*WRITTEN INSTRUCTION*. Check every line below for the word "than" and copy each one that has it.
--- Start of ROWS ---
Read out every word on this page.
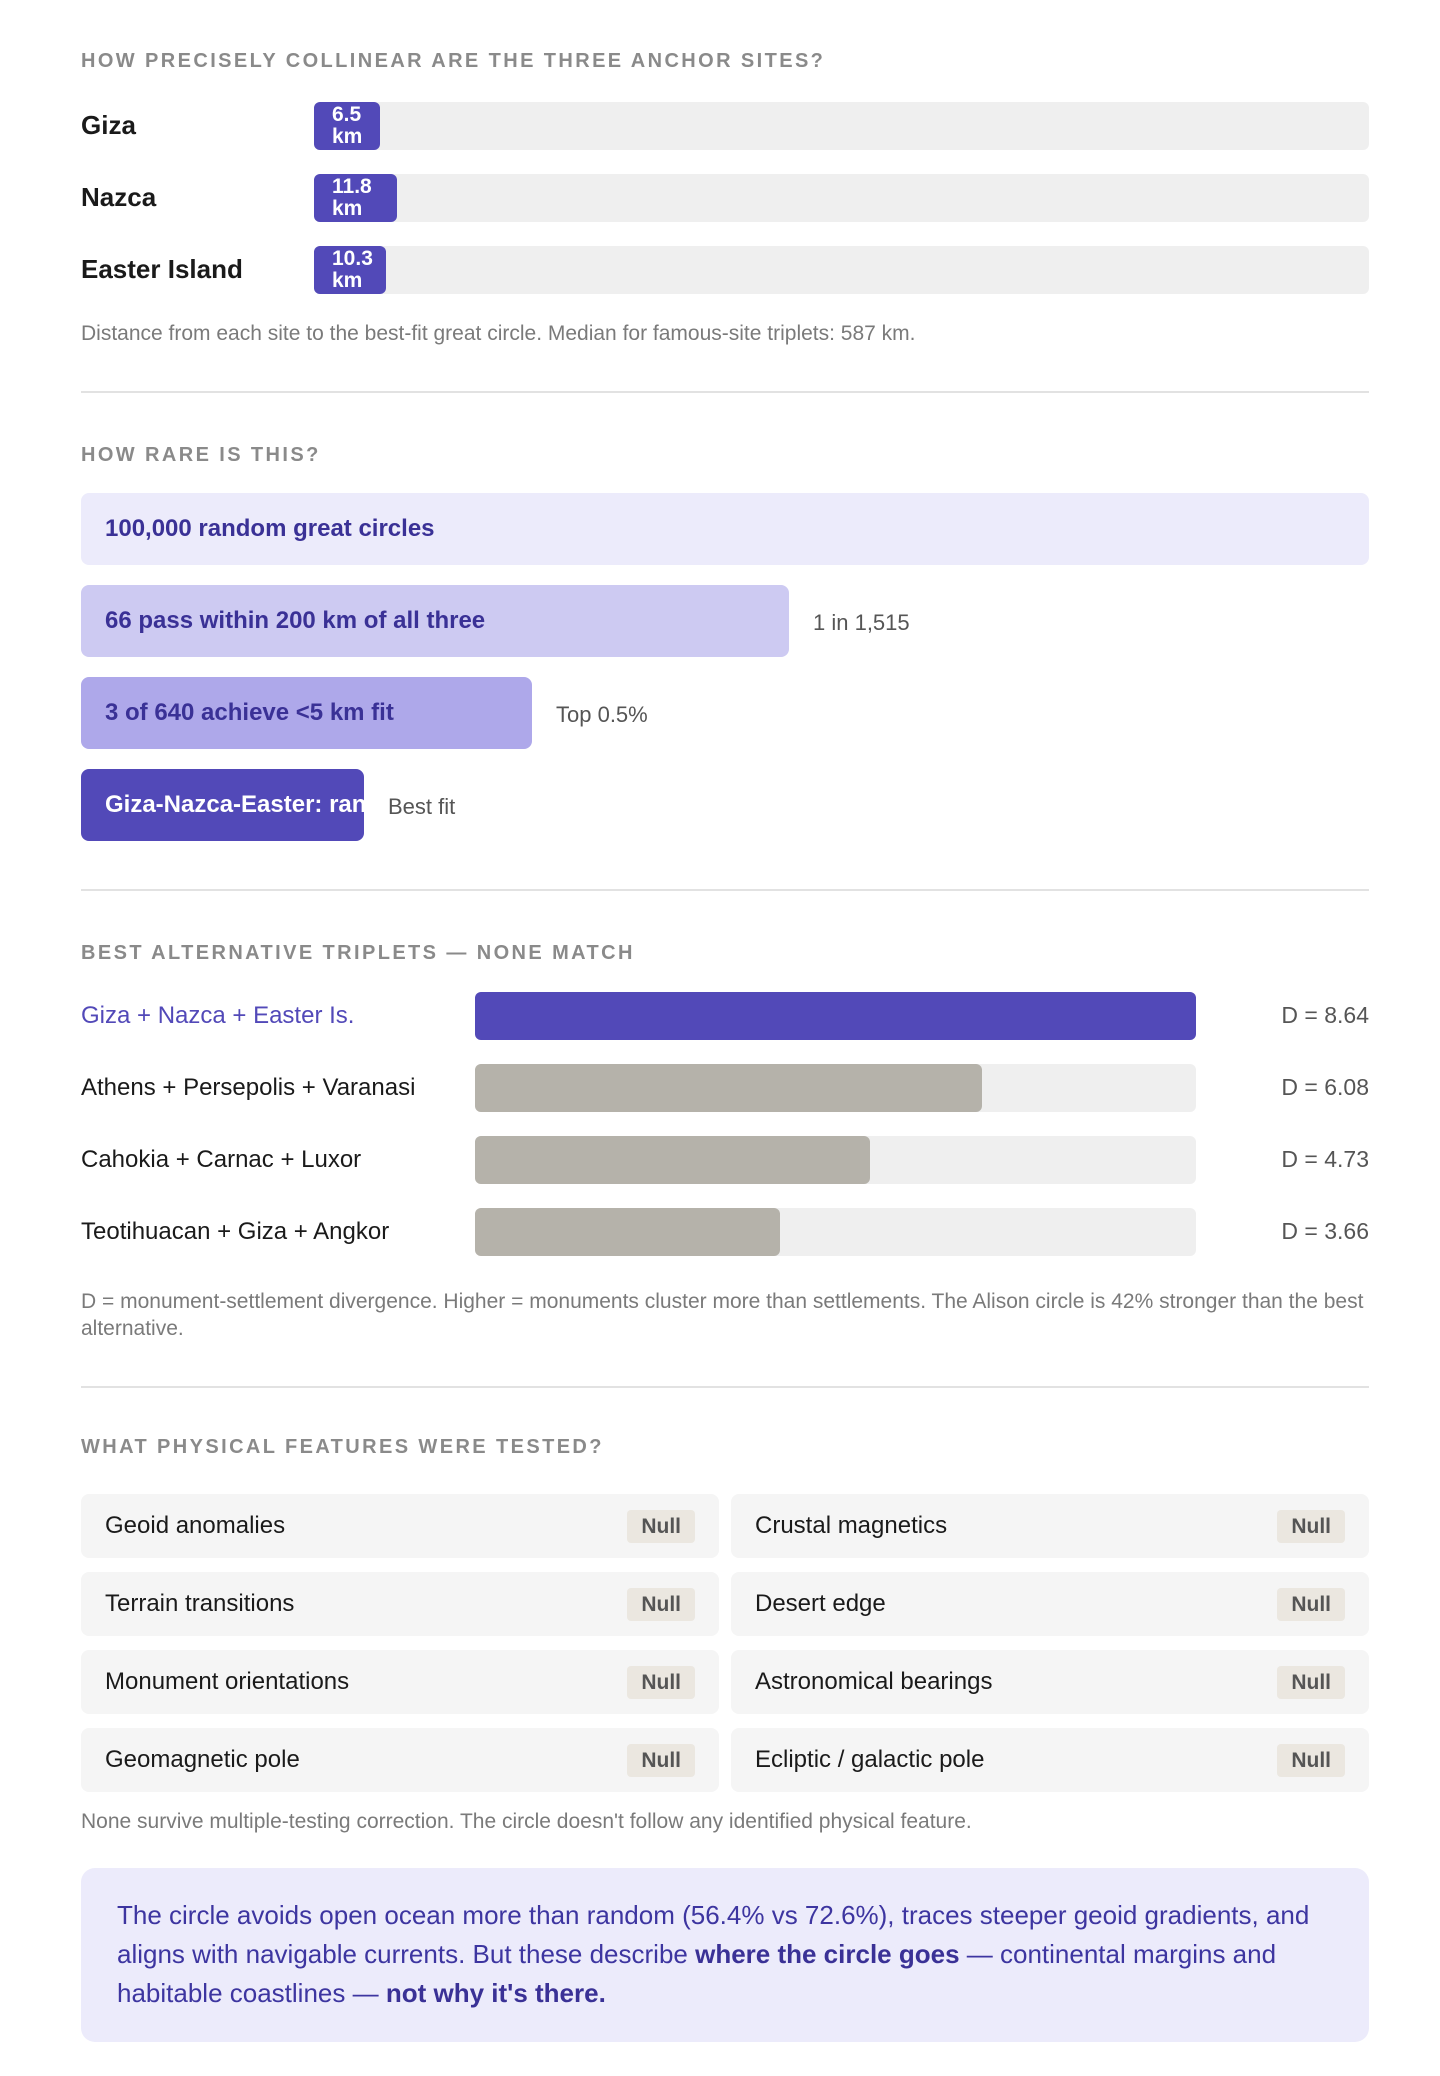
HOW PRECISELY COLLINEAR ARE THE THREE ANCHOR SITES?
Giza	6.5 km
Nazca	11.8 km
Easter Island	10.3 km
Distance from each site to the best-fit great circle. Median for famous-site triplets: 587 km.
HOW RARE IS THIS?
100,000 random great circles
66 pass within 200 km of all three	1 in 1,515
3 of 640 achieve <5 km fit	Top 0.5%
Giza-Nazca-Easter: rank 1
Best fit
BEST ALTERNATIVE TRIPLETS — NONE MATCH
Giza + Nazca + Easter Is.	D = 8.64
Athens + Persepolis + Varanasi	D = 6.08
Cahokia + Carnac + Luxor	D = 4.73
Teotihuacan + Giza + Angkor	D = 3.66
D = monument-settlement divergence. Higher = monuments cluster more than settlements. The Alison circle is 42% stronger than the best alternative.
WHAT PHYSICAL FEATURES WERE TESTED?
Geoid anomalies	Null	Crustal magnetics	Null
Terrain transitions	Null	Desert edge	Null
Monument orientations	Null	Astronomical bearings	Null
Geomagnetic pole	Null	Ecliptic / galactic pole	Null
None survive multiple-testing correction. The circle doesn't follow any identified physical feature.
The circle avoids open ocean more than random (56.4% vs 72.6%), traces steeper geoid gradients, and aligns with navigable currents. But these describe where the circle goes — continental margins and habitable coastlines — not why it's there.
--- End of ROWS ---
*SOLUTION TO THE PROBLEM*.
D = monument-settlement divergence. Higher = monuments cluster more than settlements. The Alison circle is 42% stronger than the best alternative.
The circle avoids open ocean more than random (56.4% vs 72.6%), traces steeper geoid gradients, and aligns with navigable currents. But these describe where the circle goes — continental margins and habitable coastlines — not why it's there.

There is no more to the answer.